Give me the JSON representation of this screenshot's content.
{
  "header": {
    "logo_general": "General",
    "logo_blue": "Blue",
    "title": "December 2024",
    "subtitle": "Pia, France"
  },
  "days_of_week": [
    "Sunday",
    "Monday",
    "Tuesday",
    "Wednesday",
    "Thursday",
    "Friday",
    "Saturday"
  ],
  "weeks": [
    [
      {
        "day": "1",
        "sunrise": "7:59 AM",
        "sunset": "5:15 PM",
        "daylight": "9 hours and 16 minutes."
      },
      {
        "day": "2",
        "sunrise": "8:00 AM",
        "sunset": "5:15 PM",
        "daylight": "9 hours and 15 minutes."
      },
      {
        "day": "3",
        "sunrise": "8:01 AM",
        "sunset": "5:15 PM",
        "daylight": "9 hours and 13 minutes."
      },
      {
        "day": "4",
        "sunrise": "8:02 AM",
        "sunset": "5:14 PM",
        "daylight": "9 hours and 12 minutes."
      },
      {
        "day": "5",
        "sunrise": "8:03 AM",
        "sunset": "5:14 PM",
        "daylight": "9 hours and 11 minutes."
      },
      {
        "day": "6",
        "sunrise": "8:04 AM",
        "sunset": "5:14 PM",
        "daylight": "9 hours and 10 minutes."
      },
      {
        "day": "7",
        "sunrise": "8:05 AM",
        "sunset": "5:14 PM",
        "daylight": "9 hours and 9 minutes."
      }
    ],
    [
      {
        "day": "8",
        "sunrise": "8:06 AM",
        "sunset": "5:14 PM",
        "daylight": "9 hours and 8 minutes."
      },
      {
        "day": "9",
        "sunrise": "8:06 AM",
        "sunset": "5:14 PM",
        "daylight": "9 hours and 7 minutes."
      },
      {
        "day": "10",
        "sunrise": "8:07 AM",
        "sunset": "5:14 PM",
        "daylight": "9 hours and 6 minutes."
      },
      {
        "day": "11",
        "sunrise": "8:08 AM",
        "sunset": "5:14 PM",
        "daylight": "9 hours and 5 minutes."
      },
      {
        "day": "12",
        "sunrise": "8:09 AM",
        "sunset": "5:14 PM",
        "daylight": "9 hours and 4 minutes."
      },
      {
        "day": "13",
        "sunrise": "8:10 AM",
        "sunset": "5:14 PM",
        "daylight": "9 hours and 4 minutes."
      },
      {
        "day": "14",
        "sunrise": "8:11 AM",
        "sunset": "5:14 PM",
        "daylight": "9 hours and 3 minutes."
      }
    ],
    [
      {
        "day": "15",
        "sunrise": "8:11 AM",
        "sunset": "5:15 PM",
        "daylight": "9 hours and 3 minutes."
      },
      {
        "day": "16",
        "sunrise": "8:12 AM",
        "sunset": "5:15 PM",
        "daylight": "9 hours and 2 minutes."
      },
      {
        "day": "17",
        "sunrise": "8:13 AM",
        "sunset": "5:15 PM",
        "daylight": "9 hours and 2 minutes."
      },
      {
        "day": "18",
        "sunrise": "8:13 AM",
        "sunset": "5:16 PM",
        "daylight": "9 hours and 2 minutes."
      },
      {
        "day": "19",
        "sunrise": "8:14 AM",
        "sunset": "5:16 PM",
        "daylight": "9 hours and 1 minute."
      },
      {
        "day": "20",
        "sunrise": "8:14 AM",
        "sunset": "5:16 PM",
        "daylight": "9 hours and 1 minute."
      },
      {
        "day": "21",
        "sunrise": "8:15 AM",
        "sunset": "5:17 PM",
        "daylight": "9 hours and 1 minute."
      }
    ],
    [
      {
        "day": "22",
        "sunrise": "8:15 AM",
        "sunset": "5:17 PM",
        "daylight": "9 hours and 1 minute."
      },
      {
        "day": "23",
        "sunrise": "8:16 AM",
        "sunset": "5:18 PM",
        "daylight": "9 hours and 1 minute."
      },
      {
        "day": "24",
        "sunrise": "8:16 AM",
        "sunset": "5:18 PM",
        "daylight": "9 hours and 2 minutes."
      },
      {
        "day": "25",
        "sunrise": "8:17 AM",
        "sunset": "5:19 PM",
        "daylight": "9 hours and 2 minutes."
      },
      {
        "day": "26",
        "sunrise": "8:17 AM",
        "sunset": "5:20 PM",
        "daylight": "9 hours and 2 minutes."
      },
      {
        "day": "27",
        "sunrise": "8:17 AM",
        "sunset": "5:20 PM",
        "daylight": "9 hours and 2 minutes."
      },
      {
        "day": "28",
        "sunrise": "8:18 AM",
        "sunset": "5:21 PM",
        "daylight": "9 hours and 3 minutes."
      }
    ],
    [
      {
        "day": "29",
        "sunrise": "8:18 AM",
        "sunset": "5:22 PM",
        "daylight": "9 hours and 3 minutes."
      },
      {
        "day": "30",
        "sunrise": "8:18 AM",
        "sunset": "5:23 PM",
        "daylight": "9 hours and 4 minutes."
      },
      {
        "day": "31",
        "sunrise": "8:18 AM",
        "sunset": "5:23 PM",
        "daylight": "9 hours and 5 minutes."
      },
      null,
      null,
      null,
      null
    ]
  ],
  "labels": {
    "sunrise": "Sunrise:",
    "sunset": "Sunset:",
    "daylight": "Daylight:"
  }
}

* [Short problem] Transcribe each entry precisely, missing none.

* [Answer to the problem]
Give me the JSON representation of this screenshot's content.
{
  "header": {
    "logo_general": "General",
    "logo_blue": "Blue",
    "title": "December 2024",
    "subtitle": "Pia, France"
  },
  "days_of_week": [
    "Sunday",
    "Monday",
    "Tuesday",
    "Wednesday",
    "Thursday",
    "Friday",
    "Saturday"
  ],
  "weeks": [
    [
      {
        "day": "1",
        "sunrise": "7:59 AM",
        "sunset": "5:15 PM",
        "daylight": "9 hours and 16 minutes."
      },
      {
        "day": "2",
        "sunrise": "8:00 AM",
        "sunset": "5:15 PM",
        "daylight": "9 hours and 15 minutes."
      },
      {
        "day": "3",
        "sunrise": "8:01 AM",
        "sunset": "5:15 PM",
        "daylight": "9 hours and 13 minutes."
      },
      {
        "day": "4",
        "sunrise": "8:02 AM",
        "sunset": "5:14 PM",
        "daylight": "9 hours and 12 minutes."
      },
      {
        "day": "5",
        "sunrise": "8:03 AM",
        "sunset": "5:14 PM",
        "daylight": "9 hours and 11 minutes."
      },
      {
        "day": "6",
        "sunrise": "8:04 AM",
        "sunset": "5:14 PM",
        "daylight": "9 hours and 10 minutes."
      },
      {
        "day": "7",
        "sunrise": "8:05 AM",
        "sunset": "5:14 PM",
        "daylight": "9 hours and 9 minutes."
      }
    ],
    [
      {
        "day": "8",
        "sunrise": "8:06 AM",
        "sunset": "5:14 PM",
        "daylight": "9 hours and 8 minutes."
      },
      {
        "day": "9",
        "sunrise": "8:06 AM",
        "sunset": "5:14 PM",
        "daylight": "9 hours and 7 minutes."
      },
      {
        "day": "10",
        "sunrise": "8:07 AM",
        "sunset": "5:14 PM",
        "daylight": "9 hours and 6 minutes."
      },
      {
        "day": "11",
        "sunrise": "8:08 AM",
        "sunset": "5:14 PM",
        "daylight": "9 hours and 5 minutes."
      },
      {
        "day": "12",
        "sunrise": "8:09 AM",
        "sunset": "5:14 PM",
        "daylight": "9 hours and 4 minutes."
      },
      {
        "day": "13",
        "sunrise": "8:10 AM",
        "sunset": "5:14 PM",
        "daylight": "9 hours and 4 minutes."
      },
      {
        "day": "14",
        "sunrise": "8:11 AM",
        "sunset": "5:14 PM",
        "daylight": "9 hours and 3 minutes."
      }
    ],
    [
      {
        "day": "15",
        "sunrise": "8:11 AM",
        "sunset": "5:15 PM",
        "daylight": "9 hours and 3 minutes."
      },
      {
        "day": "16",
        "sunrise": "8:12 AM",
        "sunset": "5:15 PM",
        "daylight": "9 hours and 2 minutes."
      },
      {
        "day": "17",
        "sunrise": "8:13 AM",
        "sunset": "5:15 PM",
        "daylight": "9 hours and 2 minutes."
      },
      {
        "day": "18",
        "sunrise": "8:13 AM",
        "sunset": "5:16 PM",
        "daylight": "9 hours and 2 minutes."
      },
      {
        "day": "19",
        "sunrise": "8:14 AM",
        "sunset": "5:16 PM",
        "daylight": "9 hours and 1 minute."
      },
      {
        "day": "20",
        "sunrise": "8:14 AM",
        "sunset": "5:16 PM",
        "daylight": "9 hours and 1 minute."
      },
      {
        "day": "21",
        "sunrise": "8:15 AM",
        "sunset": "5:17 PM",
        "daylight": "9 hours and 1 minute."
      }
    ],
    [
      {
        "day": "22",
        "sunrise": "8:15 AM",
        "sunset": "5:17 PM",
        "daylight": "9 hours and 1 minute."
      },
      {
        "day": "23",
        "sunrise": "8:16 AM",
        "sunset": "5:18 PM",
        "daylight": "9 hours and 1 minute."
      },
      {
        "day": "24",
        "sunrise": "8:16 AM",
        "sunset": "5:18 PM",
        "daylight": "9 hours and 2 minutes."
      },
      {
        "day": "25",
        "sunrise": "8:17 AM",
        "sunset": "5:19 PM",
        "daylight": "9 hours and 2 minutes."
      },
      {
        "day": "26",
        "sunrise": "8:17 AM",
        "sunset": "5:20 PM",
        "daylight": "9 hours and 2 minutes."
      },
      {
        "day": "27",
        "sunrise": "8:17 AM",
        "sunset": "5:20 PM",
        "daylight": "9 hours and 2 minutes."
      },
      {
        "day": "28",
        "sunrise": "8:18 AM",
        "sunset": "5:21 PM",
        "daylight": "9 hours and 3 minutes."
      }
    ],
    [
      {
        "day": "29",
        "sunrise": "8:18 AM",
        "sunset": "5:22 PM",
        "daylight": "9 hours and 3 minutes."
      },
      {
        "day": "30",
        "sunrise": "8:18 AM",
        "sunset": "5:23 PM",
        "daylight": "9 hours and 4 minutes."
      },
      {
        "day": "31",
        "sunrise": "8:18 AM",
        "sunset": "5:23 PM",
        "daylight": "9 hours and 5 minutes."
      },
      null,
      null,
      null,
      null
    ]
  ],
  "labels": {
    "sunrise": "Sunrise:",
    "sunset": "Sunset:",
    "daylight": "Daylight:"
  }
}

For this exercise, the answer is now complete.